───── Supplied material ─────

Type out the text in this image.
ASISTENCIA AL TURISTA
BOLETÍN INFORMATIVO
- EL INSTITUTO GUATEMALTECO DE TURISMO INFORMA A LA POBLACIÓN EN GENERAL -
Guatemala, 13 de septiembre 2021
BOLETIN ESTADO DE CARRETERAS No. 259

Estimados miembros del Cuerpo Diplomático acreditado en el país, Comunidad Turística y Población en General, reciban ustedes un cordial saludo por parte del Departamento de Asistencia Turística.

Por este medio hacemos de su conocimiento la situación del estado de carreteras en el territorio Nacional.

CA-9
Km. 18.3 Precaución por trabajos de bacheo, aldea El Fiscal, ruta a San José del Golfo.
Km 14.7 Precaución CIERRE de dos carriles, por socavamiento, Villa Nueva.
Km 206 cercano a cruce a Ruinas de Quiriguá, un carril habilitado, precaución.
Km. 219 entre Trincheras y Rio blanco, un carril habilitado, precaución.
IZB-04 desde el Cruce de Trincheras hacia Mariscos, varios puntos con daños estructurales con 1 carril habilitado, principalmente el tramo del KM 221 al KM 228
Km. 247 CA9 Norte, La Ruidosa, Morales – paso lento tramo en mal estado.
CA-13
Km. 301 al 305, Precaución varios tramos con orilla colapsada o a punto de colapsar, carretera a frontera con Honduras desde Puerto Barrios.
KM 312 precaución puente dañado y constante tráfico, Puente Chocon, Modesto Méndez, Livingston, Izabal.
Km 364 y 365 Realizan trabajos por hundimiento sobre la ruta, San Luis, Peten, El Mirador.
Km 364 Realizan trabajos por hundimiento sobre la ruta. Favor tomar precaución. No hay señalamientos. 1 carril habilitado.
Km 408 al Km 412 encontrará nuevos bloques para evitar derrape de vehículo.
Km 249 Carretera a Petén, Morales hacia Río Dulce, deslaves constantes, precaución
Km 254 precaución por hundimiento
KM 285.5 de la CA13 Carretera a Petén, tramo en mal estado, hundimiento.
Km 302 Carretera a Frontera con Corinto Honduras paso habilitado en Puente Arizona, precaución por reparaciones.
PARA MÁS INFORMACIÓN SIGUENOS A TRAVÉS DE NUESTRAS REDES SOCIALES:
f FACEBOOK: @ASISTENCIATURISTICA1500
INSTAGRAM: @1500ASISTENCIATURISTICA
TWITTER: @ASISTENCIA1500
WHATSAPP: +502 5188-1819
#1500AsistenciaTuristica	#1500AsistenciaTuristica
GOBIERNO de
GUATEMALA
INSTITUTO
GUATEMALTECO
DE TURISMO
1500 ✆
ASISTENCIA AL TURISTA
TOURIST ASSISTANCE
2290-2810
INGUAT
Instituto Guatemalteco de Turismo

─────

- **Given request**:
Gather from the entries above all lines that include the string "hacia".

- **In response**:
IZB-04 desde el Cruce de Trincheras hacia Mariscos, varios puntos con daños estructurales con 1 carril habilitado, principalmente el tramo del KM 221 al KM 228
Km 249 Carretera a Petén, Morales hacia Río Dulce, deslaves constantes, precaución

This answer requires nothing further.